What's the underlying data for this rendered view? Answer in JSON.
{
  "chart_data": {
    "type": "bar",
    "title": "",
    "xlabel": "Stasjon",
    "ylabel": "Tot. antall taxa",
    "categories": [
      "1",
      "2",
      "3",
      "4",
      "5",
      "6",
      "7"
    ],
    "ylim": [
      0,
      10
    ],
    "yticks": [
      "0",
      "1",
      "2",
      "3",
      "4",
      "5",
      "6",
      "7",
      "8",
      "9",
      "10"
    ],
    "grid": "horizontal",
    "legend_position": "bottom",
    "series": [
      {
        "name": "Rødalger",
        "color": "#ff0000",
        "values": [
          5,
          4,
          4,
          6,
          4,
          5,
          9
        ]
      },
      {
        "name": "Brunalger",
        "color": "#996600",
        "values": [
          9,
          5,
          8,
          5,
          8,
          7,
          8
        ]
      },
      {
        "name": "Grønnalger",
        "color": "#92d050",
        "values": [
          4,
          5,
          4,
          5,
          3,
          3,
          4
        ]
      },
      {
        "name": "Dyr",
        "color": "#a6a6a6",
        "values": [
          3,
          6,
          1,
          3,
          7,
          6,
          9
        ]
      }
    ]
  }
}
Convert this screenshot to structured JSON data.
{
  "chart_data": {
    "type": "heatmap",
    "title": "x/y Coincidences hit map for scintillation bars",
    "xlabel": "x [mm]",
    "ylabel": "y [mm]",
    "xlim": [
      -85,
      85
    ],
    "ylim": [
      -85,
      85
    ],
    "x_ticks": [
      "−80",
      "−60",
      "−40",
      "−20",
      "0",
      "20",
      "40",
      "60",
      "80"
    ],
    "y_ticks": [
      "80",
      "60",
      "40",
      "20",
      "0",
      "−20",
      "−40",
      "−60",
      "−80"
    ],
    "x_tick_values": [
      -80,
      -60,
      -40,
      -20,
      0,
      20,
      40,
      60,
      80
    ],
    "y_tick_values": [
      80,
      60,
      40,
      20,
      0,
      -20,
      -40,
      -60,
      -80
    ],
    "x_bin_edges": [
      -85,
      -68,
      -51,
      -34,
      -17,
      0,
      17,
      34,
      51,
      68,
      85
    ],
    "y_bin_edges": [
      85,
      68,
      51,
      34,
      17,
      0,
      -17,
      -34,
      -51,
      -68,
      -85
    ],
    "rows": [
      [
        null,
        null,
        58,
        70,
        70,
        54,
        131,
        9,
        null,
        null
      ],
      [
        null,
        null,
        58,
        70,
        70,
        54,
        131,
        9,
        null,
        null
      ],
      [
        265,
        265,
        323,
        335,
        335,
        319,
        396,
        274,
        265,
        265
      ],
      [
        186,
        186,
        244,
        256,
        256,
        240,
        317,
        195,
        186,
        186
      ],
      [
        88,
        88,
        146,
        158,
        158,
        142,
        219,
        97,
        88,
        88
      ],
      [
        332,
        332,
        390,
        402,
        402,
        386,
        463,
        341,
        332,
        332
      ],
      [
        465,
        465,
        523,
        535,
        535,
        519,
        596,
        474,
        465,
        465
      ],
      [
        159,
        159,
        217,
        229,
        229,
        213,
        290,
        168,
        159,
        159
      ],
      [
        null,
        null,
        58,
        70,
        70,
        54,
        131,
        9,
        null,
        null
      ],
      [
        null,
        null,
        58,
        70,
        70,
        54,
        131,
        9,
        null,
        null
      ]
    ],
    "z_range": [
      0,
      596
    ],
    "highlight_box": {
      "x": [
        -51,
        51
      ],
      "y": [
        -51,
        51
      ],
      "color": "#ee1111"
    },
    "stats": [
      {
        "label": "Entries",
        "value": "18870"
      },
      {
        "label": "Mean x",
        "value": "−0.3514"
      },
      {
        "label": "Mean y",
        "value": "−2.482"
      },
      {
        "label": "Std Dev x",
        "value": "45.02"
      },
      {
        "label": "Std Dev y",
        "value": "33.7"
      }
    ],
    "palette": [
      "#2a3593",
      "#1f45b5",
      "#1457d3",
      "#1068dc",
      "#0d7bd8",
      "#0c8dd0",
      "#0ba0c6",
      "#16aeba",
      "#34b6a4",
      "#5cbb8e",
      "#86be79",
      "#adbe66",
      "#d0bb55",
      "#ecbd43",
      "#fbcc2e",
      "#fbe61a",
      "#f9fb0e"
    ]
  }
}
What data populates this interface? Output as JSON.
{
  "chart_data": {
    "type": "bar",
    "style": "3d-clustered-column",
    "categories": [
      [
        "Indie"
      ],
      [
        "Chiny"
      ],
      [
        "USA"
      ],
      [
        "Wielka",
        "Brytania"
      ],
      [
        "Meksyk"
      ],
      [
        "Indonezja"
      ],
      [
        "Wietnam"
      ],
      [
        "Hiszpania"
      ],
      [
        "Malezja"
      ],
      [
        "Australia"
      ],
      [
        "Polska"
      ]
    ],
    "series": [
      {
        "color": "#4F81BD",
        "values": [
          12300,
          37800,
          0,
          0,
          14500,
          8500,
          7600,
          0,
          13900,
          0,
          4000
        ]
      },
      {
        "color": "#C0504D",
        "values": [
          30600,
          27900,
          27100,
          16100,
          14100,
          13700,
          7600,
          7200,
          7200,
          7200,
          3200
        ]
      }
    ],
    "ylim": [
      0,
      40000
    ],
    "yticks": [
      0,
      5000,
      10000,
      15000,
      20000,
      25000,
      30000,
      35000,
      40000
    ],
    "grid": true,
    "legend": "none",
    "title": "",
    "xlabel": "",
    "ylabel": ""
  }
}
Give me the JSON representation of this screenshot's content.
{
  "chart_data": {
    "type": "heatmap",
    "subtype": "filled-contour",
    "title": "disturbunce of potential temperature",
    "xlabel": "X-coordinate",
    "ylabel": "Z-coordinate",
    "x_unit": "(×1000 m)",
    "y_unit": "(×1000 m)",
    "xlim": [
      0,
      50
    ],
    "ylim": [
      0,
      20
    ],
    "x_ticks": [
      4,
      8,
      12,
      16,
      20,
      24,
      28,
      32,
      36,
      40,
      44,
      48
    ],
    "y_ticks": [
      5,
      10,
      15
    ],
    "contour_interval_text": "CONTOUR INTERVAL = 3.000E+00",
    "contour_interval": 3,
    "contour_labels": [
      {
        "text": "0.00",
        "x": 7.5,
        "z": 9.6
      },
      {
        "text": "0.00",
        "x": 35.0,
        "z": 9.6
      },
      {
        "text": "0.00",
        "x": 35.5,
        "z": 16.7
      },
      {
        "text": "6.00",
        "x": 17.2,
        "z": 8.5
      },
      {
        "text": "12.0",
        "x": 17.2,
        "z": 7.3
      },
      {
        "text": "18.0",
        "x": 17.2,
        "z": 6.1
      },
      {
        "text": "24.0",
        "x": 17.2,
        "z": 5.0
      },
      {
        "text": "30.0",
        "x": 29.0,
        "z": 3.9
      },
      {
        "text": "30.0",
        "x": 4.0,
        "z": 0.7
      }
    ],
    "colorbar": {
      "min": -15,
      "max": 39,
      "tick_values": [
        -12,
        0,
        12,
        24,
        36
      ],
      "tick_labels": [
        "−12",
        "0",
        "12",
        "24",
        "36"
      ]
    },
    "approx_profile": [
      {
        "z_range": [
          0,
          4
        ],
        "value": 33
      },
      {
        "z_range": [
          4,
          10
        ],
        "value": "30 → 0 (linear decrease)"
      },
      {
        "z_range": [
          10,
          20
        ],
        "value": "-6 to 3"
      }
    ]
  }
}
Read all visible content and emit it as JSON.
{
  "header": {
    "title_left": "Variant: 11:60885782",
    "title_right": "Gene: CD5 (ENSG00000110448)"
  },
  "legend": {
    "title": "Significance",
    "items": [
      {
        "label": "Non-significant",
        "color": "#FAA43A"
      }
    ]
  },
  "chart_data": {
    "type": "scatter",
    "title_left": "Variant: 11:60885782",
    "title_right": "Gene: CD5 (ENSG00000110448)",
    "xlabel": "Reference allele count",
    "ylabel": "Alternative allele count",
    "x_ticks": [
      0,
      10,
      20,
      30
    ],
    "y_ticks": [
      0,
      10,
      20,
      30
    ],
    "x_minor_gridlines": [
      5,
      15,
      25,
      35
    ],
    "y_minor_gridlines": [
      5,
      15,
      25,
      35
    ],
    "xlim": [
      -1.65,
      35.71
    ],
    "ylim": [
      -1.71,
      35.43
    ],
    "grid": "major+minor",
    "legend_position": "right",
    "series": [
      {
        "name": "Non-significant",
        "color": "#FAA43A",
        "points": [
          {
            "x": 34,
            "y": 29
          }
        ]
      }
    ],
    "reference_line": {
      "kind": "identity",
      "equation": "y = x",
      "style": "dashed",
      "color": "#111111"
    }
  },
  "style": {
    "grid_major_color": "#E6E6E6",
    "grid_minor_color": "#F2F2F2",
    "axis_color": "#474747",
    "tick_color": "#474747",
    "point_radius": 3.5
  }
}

·····

SET EXERCISE:
Reply with one number: the count of lines in the entries that include the word "content".

RESULT FOR THIS EXERCISE:
2